### MATERIAL FOR THE TASK
^^^^^^^^^^^^^^^^

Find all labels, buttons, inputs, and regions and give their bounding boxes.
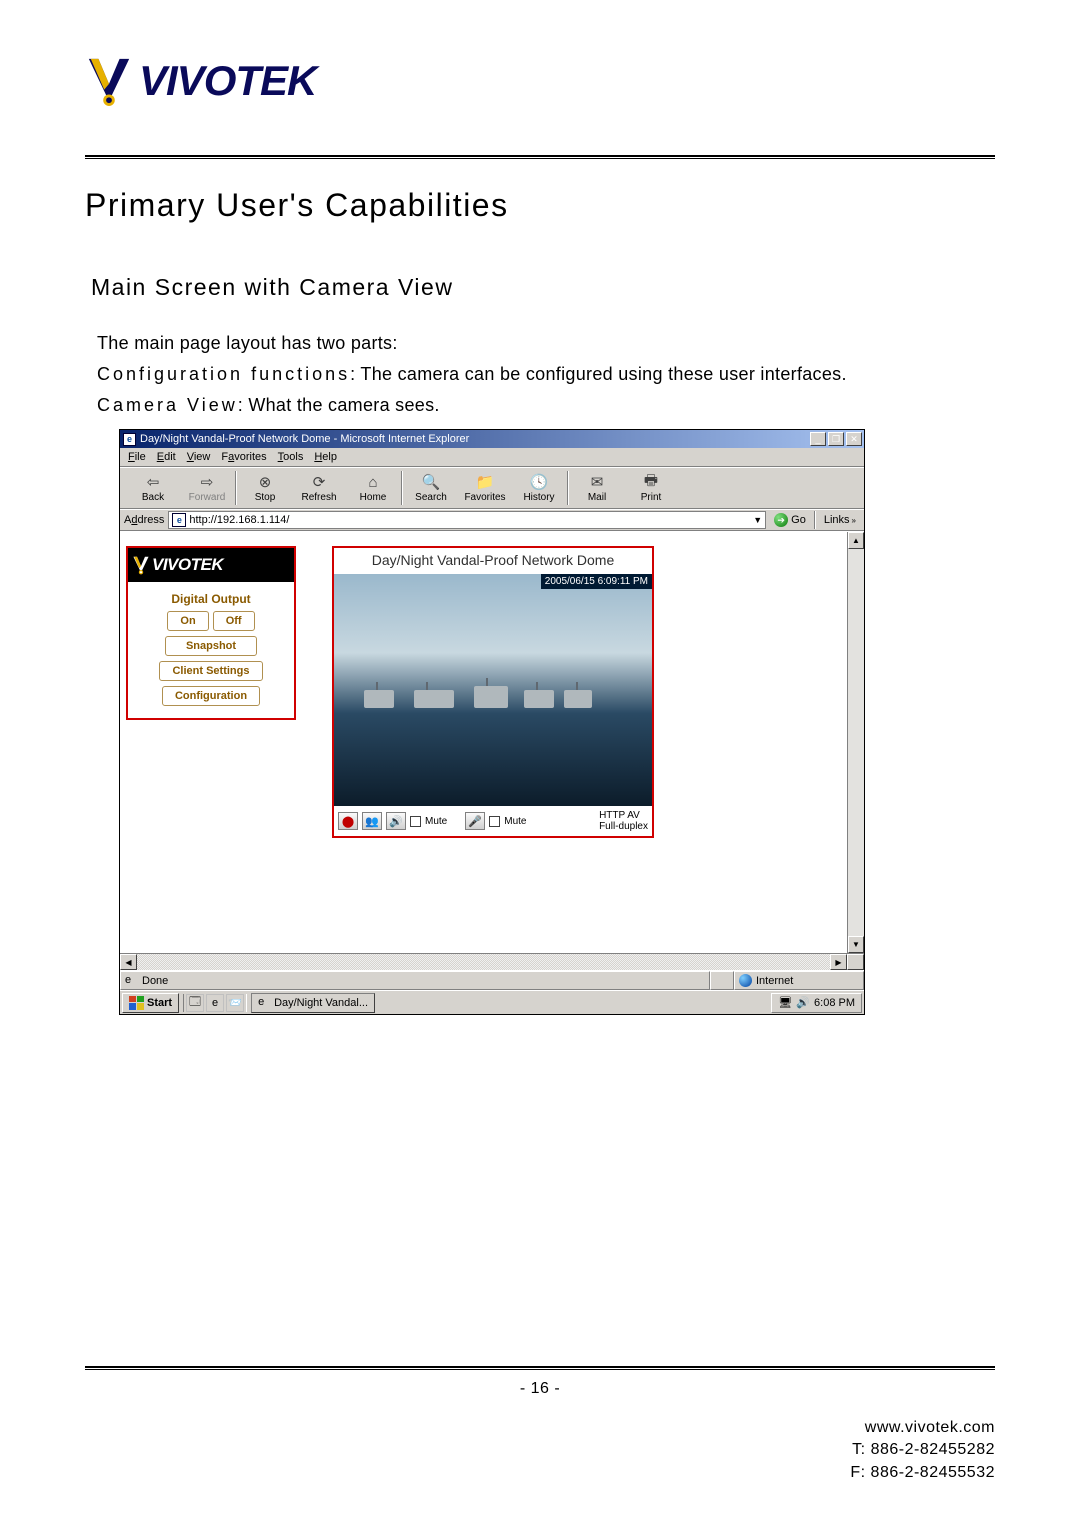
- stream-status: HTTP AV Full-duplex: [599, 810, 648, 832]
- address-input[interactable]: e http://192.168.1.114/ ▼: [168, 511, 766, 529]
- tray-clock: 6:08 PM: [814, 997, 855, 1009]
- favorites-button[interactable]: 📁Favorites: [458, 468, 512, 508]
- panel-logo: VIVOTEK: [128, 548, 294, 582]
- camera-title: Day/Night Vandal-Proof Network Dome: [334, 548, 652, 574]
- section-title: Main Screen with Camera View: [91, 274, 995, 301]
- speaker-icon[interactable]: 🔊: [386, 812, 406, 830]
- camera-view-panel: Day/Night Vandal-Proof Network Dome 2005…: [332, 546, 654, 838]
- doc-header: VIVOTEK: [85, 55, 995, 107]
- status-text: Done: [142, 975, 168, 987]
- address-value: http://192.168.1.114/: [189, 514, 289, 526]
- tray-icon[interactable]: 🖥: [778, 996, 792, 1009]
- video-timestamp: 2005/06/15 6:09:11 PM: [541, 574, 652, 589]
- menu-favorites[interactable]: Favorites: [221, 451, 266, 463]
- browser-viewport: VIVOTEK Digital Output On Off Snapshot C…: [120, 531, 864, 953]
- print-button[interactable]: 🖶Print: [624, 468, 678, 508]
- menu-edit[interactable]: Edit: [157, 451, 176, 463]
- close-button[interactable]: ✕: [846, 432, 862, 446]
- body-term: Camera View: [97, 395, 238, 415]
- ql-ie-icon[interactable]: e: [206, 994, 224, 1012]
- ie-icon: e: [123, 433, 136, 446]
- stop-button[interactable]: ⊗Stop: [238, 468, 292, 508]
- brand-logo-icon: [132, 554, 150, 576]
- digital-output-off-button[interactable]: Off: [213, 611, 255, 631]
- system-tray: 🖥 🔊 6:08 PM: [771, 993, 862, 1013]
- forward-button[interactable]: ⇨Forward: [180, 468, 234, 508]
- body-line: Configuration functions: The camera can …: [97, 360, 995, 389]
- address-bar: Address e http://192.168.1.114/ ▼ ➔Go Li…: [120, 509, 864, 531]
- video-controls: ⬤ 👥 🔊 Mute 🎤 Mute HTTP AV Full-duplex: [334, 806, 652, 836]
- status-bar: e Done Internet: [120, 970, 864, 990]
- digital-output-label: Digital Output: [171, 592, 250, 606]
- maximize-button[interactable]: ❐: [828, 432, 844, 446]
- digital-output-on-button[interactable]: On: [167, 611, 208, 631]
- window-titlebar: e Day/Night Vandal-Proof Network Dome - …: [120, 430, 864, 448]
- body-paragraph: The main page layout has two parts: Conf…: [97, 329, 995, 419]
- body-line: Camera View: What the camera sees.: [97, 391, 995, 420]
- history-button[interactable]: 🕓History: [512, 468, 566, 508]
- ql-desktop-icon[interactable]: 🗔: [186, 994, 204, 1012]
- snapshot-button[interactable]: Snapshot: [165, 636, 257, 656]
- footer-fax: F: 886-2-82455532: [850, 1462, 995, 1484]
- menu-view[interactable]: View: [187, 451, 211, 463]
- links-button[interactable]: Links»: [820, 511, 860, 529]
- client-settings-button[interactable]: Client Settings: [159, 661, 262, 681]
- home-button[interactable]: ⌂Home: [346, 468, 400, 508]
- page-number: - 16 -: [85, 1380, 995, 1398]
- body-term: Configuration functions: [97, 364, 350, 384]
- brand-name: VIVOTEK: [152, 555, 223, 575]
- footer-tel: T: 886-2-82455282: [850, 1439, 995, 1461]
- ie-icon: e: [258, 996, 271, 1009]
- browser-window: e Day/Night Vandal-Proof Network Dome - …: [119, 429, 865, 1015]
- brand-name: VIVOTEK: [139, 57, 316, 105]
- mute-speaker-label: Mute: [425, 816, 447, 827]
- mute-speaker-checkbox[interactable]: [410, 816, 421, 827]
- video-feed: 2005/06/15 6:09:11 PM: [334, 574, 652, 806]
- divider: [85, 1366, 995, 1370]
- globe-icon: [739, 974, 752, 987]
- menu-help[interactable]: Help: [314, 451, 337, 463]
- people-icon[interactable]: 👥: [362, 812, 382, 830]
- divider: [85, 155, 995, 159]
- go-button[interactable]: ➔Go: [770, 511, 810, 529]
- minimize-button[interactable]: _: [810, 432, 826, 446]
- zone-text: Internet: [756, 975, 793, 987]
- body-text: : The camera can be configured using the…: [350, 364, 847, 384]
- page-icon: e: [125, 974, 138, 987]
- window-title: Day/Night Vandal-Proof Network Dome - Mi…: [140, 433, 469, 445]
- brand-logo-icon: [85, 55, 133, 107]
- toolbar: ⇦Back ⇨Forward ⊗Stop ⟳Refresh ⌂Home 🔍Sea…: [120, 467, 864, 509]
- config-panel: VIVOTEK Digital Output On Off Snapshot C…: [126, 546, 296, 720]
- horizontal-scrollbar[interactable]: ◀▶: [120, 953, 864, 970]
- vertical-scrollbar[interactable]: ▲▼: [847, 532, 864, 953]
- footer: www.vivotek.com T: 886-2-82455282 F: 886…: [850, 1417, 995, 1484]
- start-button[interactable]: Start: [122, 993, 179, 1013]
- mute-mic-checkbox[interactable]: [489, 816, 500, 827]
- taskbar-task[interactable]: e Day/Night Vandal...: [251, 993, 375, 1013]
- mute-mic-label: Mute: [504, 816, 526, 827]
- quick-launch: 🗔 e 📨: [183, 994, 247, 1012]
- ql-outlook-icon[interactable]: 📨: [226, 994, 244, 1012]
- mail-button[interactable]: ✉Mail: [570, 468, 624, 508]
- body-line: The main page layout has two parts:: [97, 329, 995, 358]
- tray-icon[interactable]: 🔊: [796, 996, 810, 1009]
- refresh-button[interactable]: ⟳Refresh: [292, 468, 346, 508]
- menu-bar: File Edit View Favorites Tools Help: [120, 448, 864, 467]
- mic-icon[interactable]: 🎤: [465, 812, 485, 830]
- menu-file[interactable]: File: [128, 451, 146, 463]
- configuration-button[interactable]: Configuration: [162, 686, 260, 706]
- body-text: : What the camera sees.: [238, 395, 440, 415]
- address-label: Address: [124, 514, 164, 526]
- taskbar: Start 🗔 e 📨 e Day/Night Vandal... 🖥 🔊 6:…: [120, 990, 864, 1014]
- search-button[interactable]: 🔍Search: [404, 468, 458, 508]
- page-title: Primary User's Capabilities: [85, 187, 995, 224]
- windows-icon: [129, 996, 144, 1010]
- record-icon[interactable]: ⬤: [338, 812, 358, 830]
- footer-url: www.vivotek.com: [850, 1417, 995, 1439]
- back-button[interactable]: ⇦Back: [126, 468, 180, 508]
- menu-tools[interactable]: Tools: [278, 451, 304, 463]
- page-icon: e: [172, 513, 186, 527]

^^^^^^^^^^^^^^^^

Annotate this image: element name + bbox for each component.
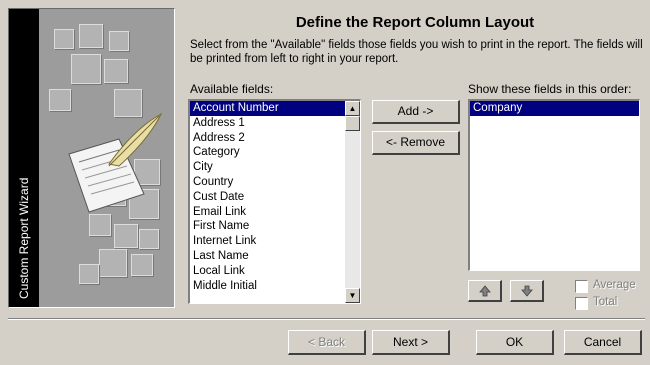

^^^^^^^^^^^^^^^^

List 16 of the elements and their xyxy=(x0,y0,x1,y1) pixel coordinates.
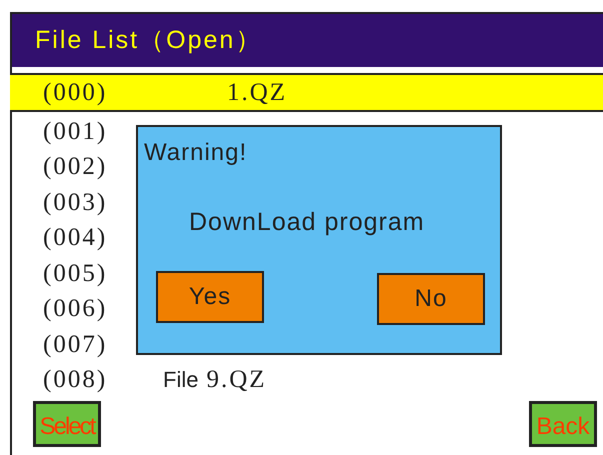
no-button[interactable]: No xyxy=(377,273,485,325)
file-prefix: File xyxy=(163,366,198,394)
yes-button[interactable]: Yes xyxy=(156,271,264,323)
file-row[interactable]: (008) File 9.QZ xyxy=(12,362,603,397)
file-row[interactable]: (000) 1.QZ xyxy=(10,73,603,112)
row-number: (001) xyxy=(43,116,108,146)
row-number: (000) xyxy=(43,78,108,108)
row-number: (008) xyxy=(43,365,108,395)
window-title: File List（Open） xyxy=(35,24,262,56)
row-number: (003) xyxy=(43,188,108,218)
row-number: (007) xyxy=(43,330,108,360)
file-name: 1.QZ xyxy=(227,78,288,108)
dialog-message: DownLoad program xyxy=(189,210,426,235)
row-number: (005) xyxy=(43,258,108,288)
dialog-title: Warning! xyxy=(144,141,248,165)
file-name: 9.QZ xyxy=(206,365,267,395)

^^^^^^^^^^^^^^^^

### THE TASK
Copy the records above word for word, from the line that contains "Find all labels, buttons, inputs, and" through the line that contains "- tray-clock: 6:08 PM: [814, 997, 855, 1009]", leaving out the picture.

### EXERCISE RESULT
Find all labels, buttons, inputs, and regions and give their bounding boxes.
- stream-status: HTTP AV Full-duplex: [599, 810, 648, 832]
- address-input[interactable]: e http://192.168.1.114/ ▼: [168, 511, 766, 529]
- tray-clock: 6:08 PM: [814, 997, 855, 1009]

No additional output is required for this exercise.